SHORT PROBLEM »
For the listing below, give the count of lines containing the string "this" and nothing else.

Stored items:
--
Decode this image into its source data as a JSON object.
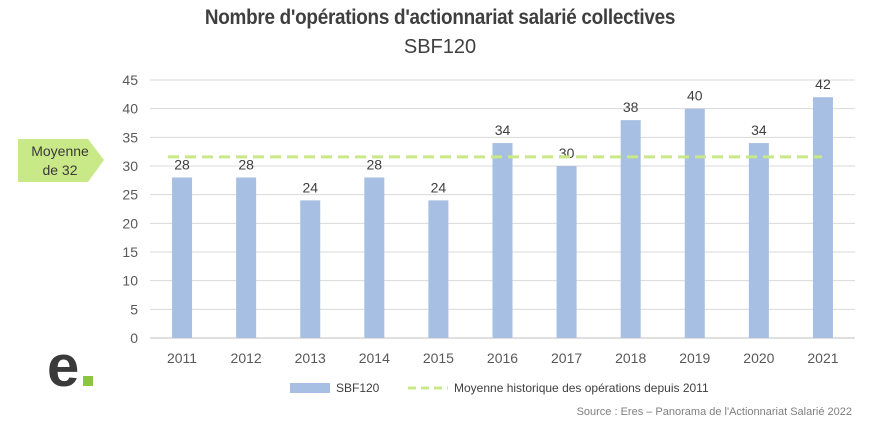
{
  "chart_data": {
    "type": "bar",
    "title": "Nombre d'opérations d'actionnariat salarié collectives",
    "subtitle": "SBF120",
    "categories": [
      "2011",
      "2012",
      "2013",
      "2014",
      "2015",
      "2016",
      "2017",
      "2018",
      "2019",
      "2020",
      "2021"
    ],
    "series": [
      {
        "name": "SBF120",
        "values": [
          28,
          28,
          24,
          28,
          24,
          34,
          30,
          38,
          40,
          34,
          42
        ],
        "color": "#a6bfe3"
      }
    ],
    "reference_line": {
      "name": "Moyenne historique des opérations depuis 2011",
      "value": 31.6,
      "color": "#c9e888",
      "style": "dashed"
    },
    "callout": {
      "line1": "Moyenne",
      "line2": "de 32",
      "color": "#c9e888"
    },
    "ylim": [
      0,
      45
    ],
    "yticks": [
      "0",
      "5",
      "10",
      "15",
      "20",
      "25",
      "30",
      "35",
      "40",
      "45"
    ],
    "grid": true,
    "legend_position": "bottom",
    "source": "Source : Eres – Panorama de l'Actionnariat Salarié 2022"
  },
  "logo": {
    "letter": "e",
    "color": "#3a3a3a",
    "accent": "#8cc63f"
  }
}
--
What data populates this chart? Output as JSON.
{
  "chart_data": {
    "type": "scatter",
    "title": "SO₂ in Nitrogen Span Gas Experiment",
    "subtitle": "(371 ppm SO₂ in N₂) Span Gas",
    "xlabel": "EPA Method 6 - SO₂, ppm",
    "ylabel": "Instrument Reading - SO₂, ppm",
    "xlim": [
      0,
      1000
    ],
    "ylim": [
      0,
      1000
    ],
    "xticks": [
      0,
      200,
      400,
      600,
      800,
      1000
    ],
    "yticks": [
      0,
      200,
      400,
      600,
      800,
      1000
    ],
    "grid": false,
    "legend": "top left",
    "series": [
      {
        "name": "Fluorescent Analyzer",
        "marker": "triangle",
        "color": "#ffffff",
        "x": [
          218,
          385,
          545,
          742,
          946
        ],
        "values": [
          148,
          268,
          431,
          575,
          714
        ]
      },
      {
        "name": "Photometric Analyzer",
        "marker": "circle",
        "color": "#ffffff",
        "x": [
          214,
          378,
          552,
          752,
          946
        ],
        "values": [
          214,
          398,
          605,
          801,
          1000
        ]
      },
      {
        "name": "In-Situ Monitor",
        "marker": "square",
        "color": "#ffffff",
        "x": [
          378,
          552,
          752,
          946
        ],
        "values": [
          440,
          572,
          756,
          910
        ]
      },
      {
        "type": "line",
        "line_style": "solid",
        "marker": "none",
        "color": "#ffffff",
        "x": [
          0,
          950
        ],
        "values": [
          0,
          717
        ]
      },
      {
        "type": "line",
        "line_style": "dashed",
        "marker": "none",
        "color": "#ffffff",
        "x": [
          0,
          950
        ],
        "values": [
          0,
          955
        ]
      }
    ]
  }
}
--
EXERCISE OUTPUT »
2